START
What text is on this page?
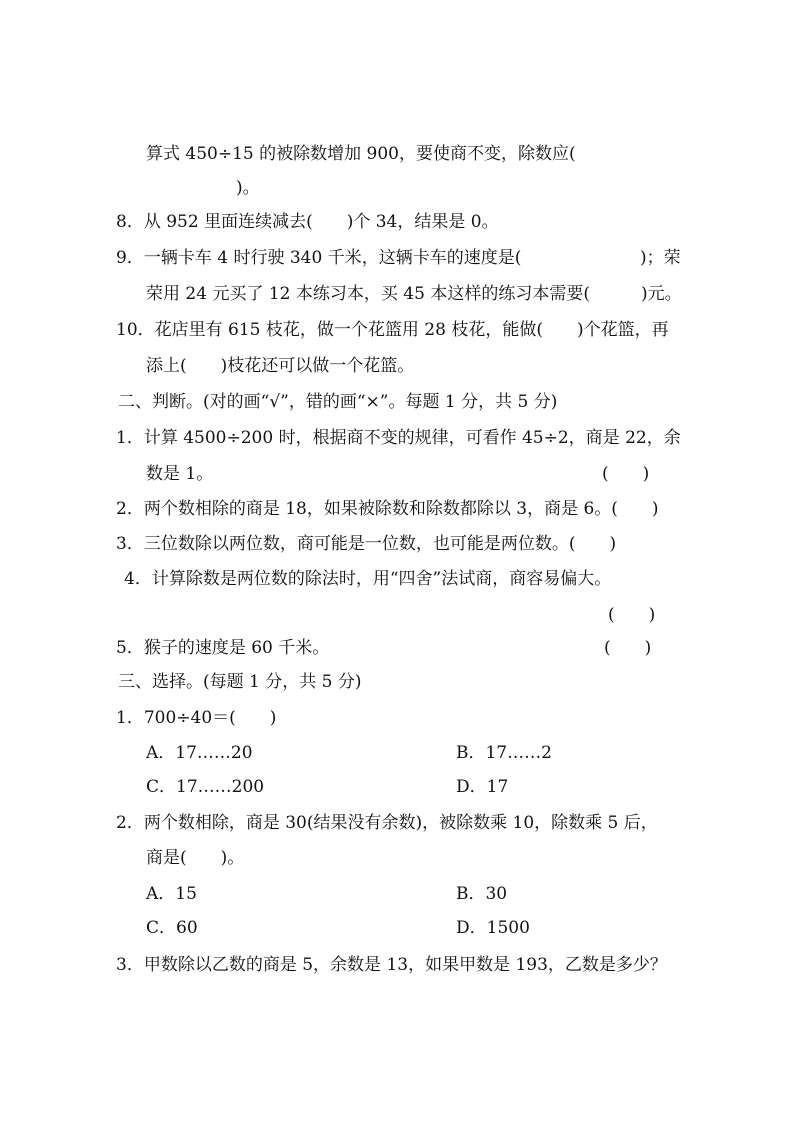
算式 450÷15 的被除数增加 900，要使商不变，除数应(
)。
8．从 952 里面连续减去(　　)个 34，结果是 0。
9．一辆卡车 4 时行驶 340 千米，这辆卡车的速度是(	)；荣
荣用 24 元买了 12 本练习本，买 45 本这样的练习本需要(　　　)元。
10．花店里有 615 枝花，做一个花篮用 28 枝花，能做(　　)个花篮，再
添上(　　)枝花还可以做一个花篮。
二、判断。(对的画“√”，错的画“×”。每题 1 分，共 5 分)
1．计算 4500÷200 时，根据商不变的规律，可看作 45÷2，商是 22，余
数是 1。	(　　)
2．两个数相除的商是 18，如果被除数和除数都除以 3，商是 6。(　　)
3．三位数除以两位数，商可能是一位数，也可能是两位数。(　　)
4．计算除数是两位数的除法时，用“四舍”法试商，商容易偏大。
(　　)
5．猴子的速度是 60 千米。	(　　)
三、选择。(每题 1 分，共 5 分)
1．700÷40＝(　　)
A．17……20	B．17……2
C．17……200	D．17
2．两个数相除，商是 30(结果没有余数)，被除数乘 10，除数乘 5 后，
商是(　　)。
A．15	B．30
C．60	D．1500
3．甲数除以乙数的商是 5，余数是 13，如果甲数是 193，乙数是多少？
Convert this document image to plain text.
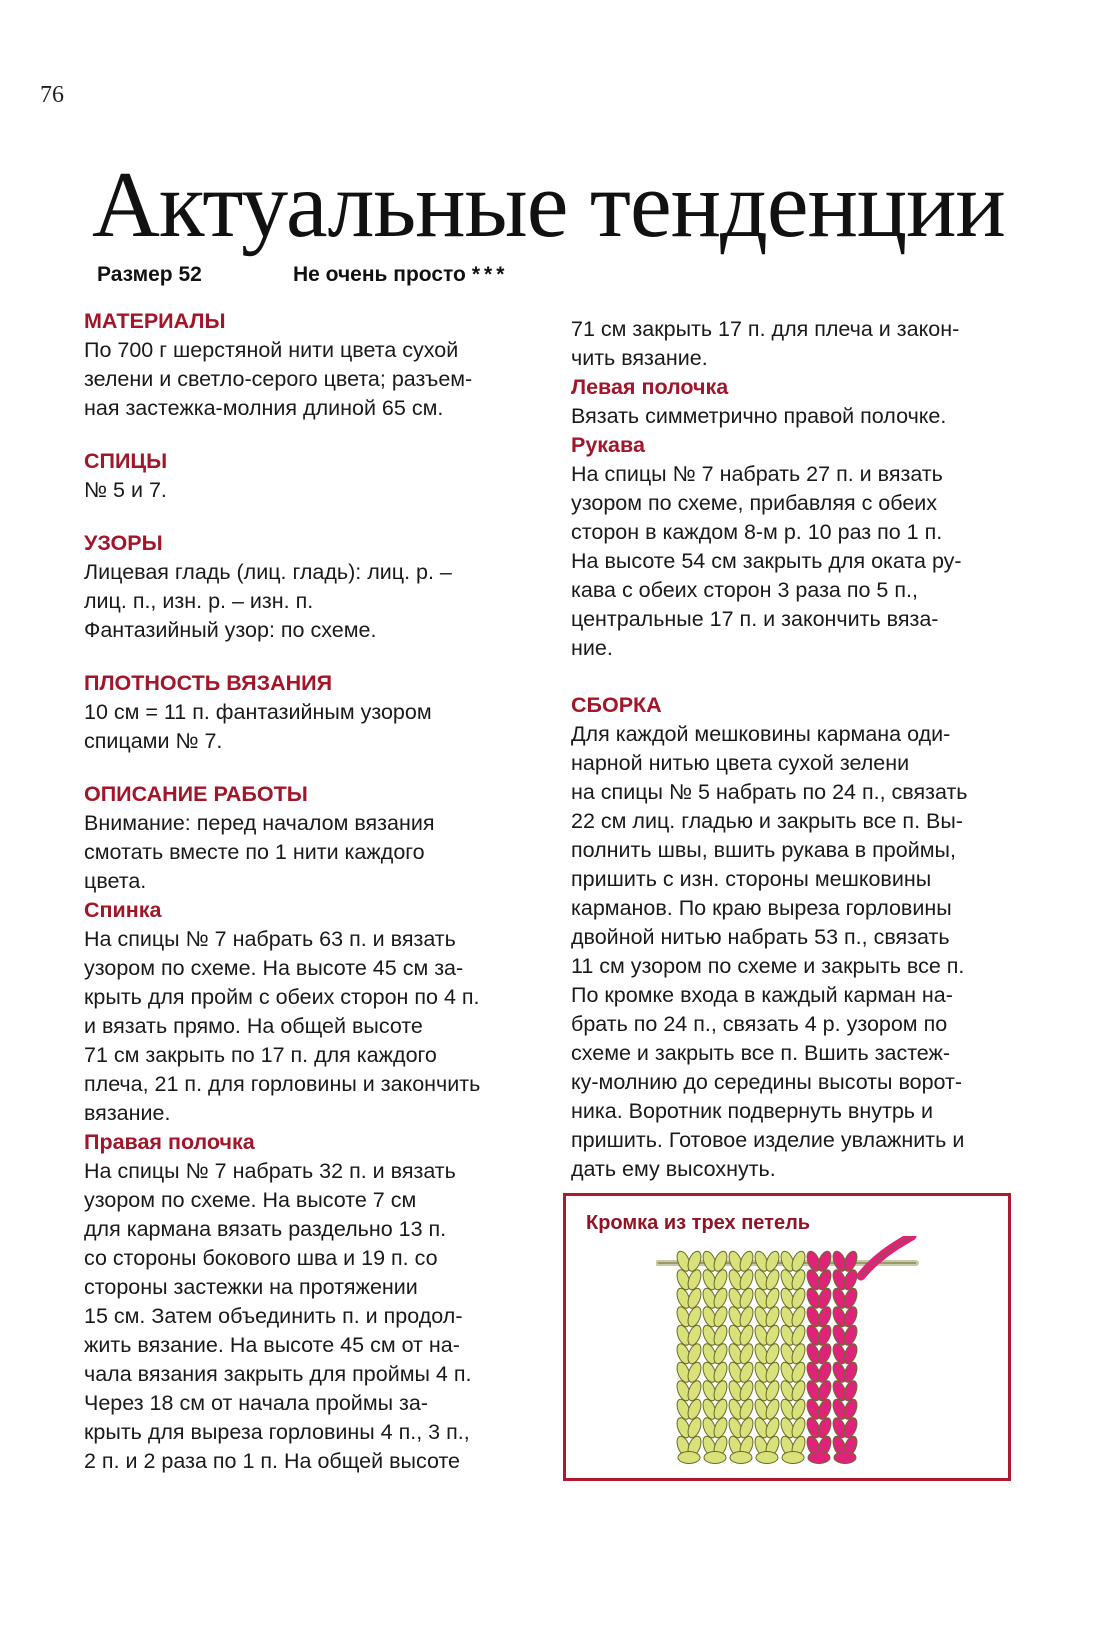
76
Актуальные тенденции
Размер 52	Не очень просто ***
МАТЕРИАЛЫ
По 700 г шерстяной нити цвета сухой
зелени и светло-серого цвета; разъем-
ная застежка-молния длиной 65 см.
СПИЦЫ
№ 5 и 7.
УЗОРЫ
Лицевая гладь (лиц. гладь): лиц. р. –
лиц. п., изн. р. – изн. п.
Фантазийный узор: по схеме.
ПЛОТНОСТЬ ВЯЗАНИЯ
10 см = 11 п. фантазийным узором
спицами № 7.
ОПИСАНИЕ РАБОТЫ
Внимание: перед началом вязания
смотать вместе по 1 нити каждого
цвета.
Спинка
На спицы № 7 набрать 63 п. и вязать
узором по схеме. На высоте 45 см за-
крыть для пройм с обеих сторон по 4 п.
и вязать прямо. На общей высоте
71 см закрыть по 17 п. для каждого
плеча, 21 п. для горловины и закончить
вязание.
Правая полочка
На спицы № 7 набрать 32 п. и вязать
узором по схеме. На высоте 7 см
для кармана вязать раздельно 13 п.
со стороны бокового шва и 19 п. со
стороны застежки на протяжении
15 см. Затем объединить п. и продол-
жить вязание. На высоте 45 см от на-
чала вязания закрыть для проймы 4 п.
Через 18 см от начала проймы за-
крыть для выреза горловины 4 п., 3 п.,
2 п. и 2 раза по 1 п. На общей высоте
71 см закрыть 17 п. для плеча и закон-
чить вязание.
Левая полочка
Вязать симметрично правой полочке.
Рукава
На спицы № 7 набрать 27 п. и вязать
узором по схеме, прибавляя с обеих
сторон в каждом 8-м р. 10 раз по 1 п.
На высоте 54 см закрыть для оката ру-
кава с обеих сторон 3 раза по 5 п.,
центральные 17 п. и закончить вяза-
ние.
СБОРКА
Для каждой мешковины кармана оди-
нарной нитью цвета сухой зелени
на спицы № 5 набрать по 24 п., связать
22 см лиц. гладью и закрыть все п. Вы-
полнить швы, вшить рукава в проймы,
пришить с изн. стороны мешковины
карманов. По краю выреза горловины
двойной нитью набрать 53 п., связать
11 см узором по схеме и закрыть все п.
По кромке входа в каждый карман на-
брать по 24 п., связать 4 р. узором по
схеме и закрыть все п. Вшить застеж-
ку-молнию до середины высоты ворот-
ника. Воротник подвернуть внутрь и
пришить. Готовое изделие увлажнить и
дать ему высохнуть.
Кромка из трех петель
END
• Exercise brief: Across the preceding material, how many lines contain the word "закрыть"? State the number alone.

• Response to this task: 7